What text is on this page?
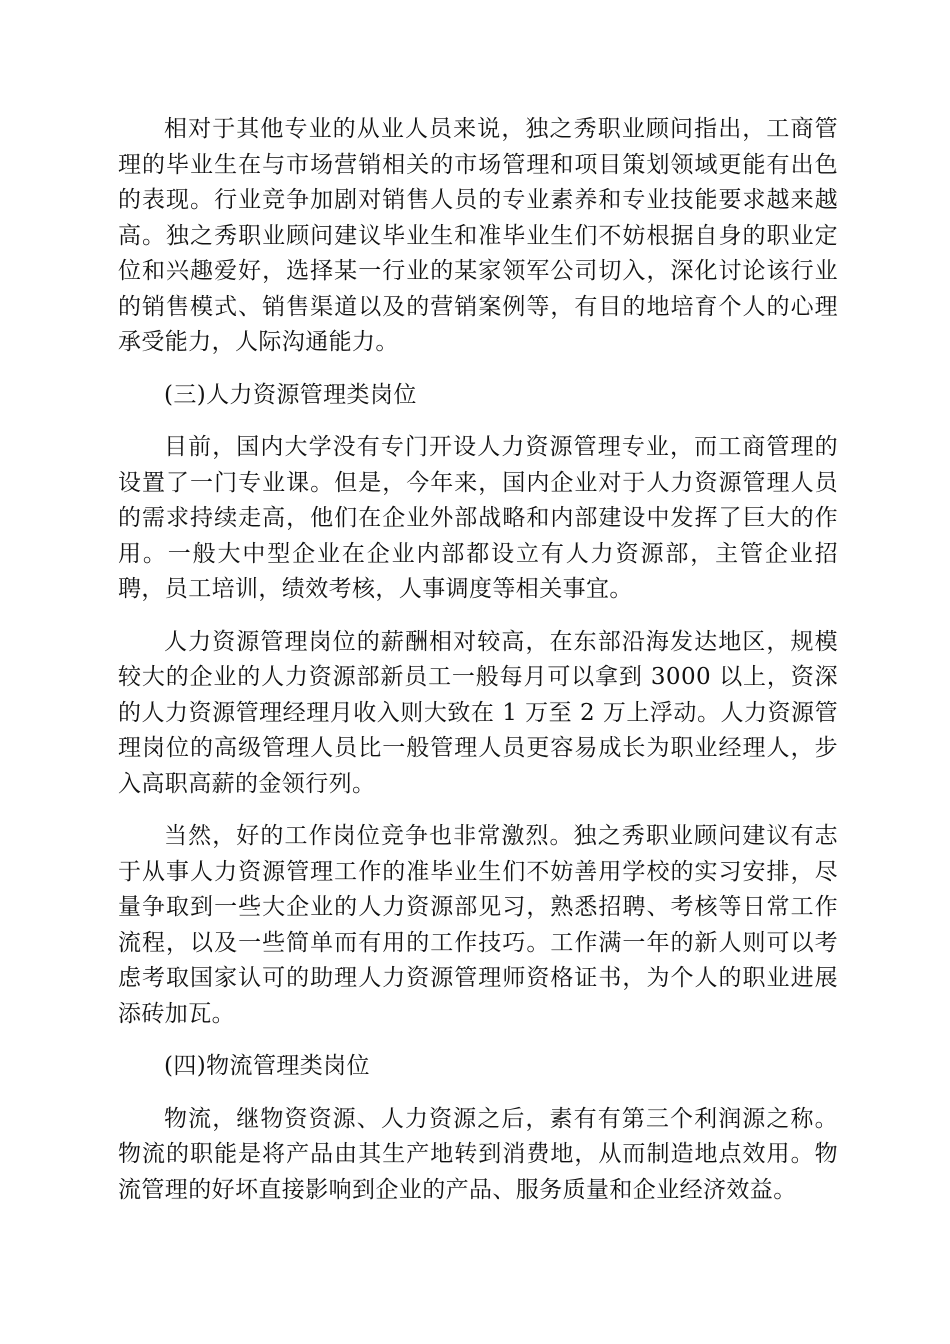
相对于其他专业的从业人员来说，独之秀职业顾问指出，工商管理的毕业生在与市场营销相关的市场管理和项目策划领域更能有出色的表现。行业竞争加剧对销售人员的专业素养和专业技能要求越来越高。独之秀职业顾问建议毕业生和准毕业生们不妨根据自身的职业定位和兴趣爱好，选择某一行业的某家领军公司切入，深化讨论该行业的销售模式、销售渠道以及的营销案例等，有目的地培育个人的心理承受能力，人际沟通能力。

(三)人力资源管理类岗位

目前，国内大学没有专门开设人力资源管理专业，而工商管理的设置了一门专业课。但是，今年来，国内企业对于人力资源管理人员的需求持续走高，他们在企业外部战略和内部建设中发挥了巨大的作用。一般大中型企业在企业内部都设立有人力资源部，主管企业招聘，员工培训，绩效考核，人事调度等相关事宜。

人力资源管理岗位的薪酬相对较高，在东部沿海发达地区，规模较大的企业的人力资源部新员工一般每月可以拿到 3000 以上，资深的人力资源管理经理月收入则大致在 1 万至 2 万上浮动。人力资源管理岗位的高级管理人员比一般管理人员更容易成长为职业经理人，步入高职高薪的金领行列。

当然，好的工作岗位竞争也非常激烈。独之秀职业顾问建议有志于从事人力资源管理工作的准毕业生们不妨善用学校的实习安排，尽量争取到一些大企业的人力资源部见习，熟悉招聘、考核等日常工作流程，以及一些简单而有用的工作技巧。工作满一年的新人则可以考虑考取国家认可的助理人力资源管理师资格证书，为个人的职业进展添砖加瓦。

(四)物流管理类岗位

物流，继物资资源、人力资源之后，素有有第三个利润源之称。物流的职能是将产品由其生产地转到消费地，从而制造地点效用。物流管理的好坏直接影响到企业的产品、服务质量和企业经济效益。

* * *

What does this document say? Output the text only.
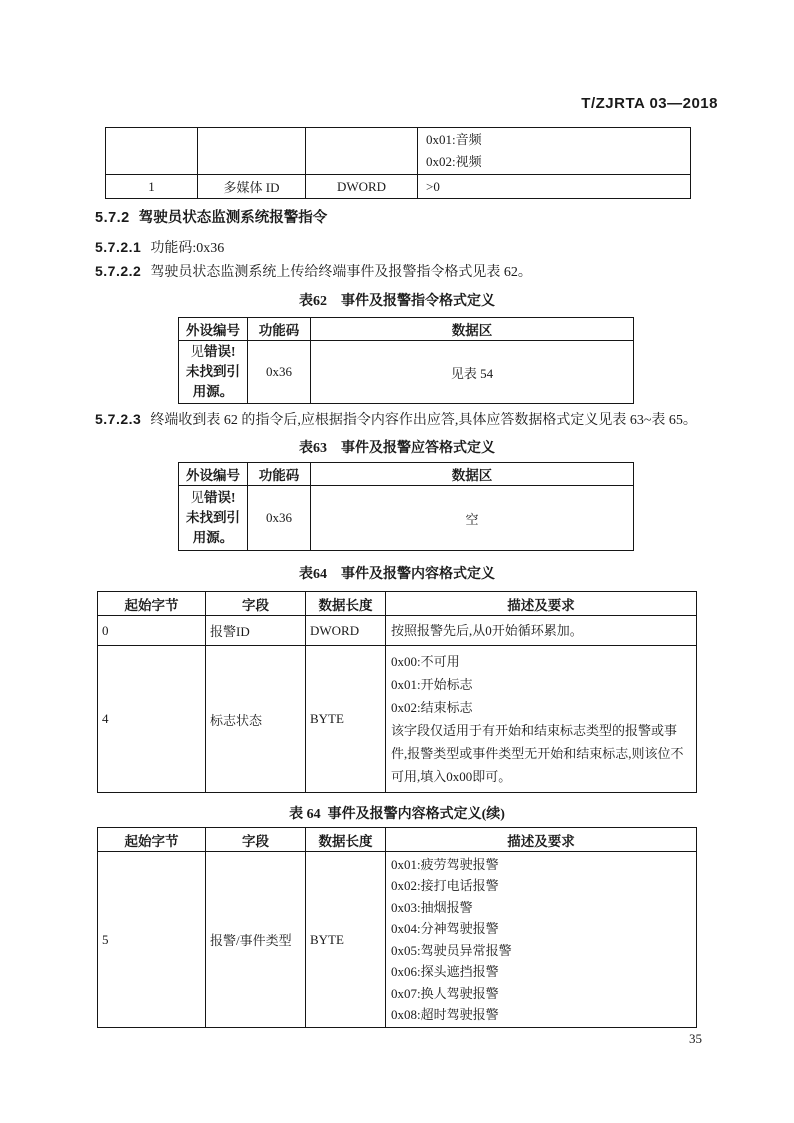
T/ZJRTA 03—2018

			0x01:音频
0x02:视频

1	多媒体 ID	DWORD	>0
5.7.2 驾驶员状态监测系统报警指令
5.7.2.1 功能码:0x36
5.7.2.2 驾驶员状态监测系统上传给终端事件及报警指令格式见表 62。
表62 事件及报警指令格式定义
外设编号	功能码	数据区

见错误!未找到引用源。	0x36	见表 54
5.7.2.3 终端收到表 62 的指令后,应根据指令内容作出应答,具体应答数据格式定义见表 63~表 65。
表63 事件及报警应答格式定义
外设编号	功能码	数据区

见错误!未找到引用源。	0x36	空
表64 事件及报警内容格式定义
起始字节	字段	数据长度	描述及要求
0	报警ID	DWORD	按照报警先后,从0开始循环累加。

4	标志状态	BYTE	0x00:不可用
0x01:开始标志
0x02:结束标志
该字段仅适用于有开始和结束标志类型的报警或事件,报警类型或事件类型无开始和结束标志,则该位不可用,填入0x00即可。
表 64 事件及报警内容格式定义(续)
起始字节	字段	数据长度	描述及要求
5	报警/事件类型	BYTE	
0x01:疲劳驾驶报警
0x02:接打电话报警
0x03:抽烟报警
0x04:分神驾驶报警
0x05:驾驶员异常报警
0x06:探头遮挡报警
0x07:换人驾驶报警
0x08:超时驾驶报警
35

■ What is expected: Pull out each line of the listing that holds the string "this".

■ Worked solution:
What text is on this page?
What does this document say? Output the text only.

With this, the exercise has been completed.